* **TEXT TO READ**

ML will augment existing manufacturing processes, but it won’t replace them.
Amid the shift towards more complex chips at advanced nodes, many chipmakers are exploring or turning to advanced forms of machine learning to help solve some big challenges in IC production.
A subset of artificial intelligence (AI), machine learning, uses advanced algorithms in systems to recognize patterns in data as well as to learn and make predictions about the information. In the fab, machine learning promises to provide faster and more accurate results in select areas, such as finding and classifying defects in chips. Machine learning also is used in other process steps, but there are still some challenges to deploy it.
Machine learning isn’t new. It has been used in computing and other fields for decades. It first appeared in semiconductor production in the 1990s. Some saw it as a way to help automate the steps for some manually-driven fab equipment.

* **RECORDS PROVIDED**
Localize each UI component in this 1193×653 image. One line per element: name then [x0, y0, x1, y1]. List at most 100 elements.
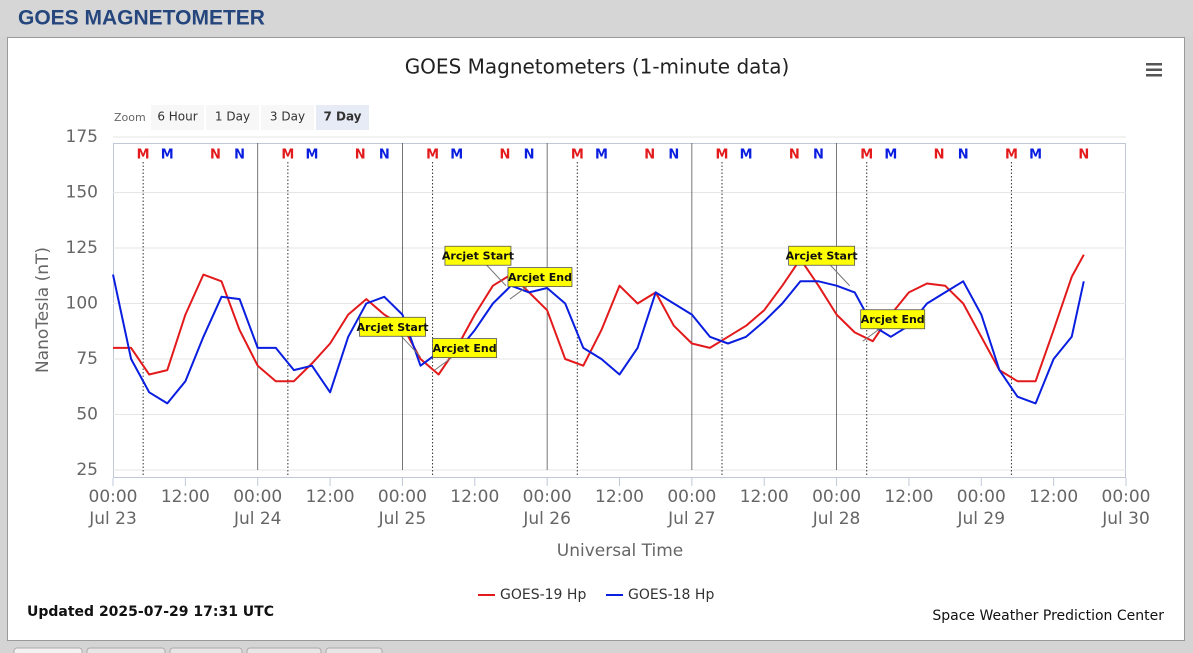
x-axis-title: Universal Time — [557, 541, 683, 561]
y-tick-label: 50 — [76, 405, 98, 425]
x-tick-label: Jul 25 — [378, 509, 427, 529]
marker-label: N — [379, 148, 390, 163]
zoom-button[interactable] — [206, 105, 259, 130]
y-tick-label: 150 — [66, 183, 98, 203]
zoom-button-label: 3 Day — [270, 110, 305, 124]
x-tick-label: Jul 28 — [812, 509, 861, 529]
annotation-label: Arcjet Start — [442, 250, 514, 263]
series-line — [113, 254, 1085, 383]
marker-label: N — [1078, 148, 1089, 163]
x-tick-label: 12:00 — [1029, 487, 1078, 507]
x-tick-label: Jul 30 — [1101, 509, 1150, 529]
tab[interactable] — [169, 647, 243, 653]
menu-bar — [1146, 63, 1162, 66]
marker-label: M — [450, 148, 463, 163]
annotation-box — [860, 309, 926, 330]
tabs — [13, 647, 383, 653]
marker-label: N — [789, 148, 800, 163]
y-tick-label: 25 — [76, 460, 98, 480]
marker-label: N — [934, 148, 945, 163]
menu-bar — [1146, 74, 1162, 77]
menu-bar — [1146, 68, 1162, 71]
marker-label: N — [499, 148, 510, 163]
header-title: GOES MAGNETOMETER — [18, 7, 265, 30]
annotation-box — [788, 245, 856, 266]
annotation-box — [444, 245, 512, 266]
marker-label: N — [668, 148, 679, 163]
x-tick-label: 00:00 — [233, 487, 282, 507]
x-tick-label: 00:00 — [523, 487, 572, 507]
x-tick-label: 00:00 — [812, 487, 861, 507]
marker-label: N — [234, 148, 245, 163]
zoom-button[interactable] — [316, 105, 369, 130]
x-tick-label: 12:00 — [595, 487, 644, 507]
tab[interactable] — [86, 647, 166, 653]
x-tick-label: 00:00 — [1102, 487, 1151, 507]
marker-label: M — [1029, 148, 1042, 163]
annotation-label: Arcjet End — [433, 342, 497, 355]
annotation-box — [432, 338, 497, 359]
marker-label: M — [571, 148, 584, 163]
y-tick-label: 100 — [66, 294, 98, 314]
zoom-button-label: 6 Hour — [157, 110, 197, 124]
x-tick-label: Jul 26 — [522, 509, 571, 529]
annotation-label: Arcjet Start — [786, 250, 858, 263]
marker-label: M — [860, 148, 873, 163]
marker-label: N — [355, 148, 366, 163]
x-tick-label: 00:00 — [957, 487, 1006, 507]
annotation-label: Arcjet End — [508, 271, 572, 284]
x-tick-label: 12:00 — [450, 487, 499, 507]
annotation-label: Arcjet Start — [356, 321, 428, 334]
marker-label: M — [426, 148, 439, 163]
series-line — [112, 274, 1085, 405]
marker-label: M — [1005, 148, 1018, 163]
marker-label: M — [281, 148, 294, 163]
x-tick-label: 12:00 — [306, 487, 355, 507]
marker-label: N — [524, 148, 535, 163]
updated-text: Updated 2025-07-29 17:31 UTC — [27, 604, 274, 620]
x-tick-label: Jul 29 — [957, 509, 1006, 529]
tab[interactable] — [13, 647, 83, 653]
zoom-button[interactable] — [151, 105, 204, 130]
zoom-label: Zoom — [114, 111, 146, 124]
x-tick-label: 12:00 — [161, 487, 210, 507]
y-tick-label: 175 — [66, 127, 98, 147]
zoom-button-label: 1 Day — [215, 110, 250, 124]
x-tick-label: 12:00 — [740, 487, 789, 507]
x-tick-label: Jul 24 — [233, 509, 282, 529]
marker-label: N — [210, 148, 221, 163]
x-tick-label: Jul 27 — [667, 509, 716, 529]
tab[interactable] — [246, 647, 322, 653]
annotation-box — [359, 316, 426, 337]
marker-label: N — [644, 148, 655, 163]
y-tick-label: 75 — [76, 349, 98, 369]
header-bar — [0, 0, 1193, 36]
chart-title: GOES Magnetometers (1-minute data) — [405, 55, 790, 79]
marker-label: M — [884, 148, 897, 163]
annotation-box — [507, 267, 573, 287]
y-tick-label: 125 — [66, 238, 98, 258]
credit-text: Space Weather Prediction Center — [932, 608, 1164, 624]
y-axis-title: NanoTesla (nT) — [33, 247, 53, 373]
marker-label: M — [595, 148, 608, 163]
tab[interactable] — [325, 647, 383, 653]
menu-button[interactable] — [1146, 63, 1162, 77]
marker-label: M — [137, 148, 150, 163]
legend-label[interactable]: GOES-18 Hp — [628, 587, 714, 603]
zoom-button[interactable] — [261, 105, 314, 130]
legend-label[interactable]: GOES-19 Hp — [500, 587, 586, 603]
marker-label: M — [306, 148, 319, 163]
annotation-label: Arcjet End — [861, 313, 925, 326]
x-tick-label: 00:00 — [378, 487, 427, 507]
x-tick-label: 12:00 — [884, 487, 933, 507]
x-tick-label: Jul 23 — [88, 509, 137, 529]
marker-label: N — [813, 148, 824, 163]
x-tick-label: 00:00 — [89, 487, 138, 507]
plot-frame — [113, 143, 1126, 478]
marker-label: N — [958, 148, 969, 163]
marker-label: M — [716, 148, 729, 163]
zoom-button-label: 7 Day — [323, 110, 361, 124]
marker-label: M — [740, 148, 753, 163]
marker-label: M — [161, 148, 174, 163]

* **WRITTEN EXERCISE**
Reproduce the part of the text on machine learning in chipmaking that begins at the words "A subset of" and stops after "to deploy it.". The data comes from a different source than the text on machine learning in chipmaking.

* **EXERCISE RESULT**
A subset of artificial intelligence (AI), machine learning, uses advanced algorithms in systems to recognize patterns in data as well as to learn and make predictions about the information. In the fab, machine learning promises to provide faster and more accurate results in select areas, such as finding and classifying defects in chips. Machine learning also is used in other process steps, but there are still some challenges to deploy it.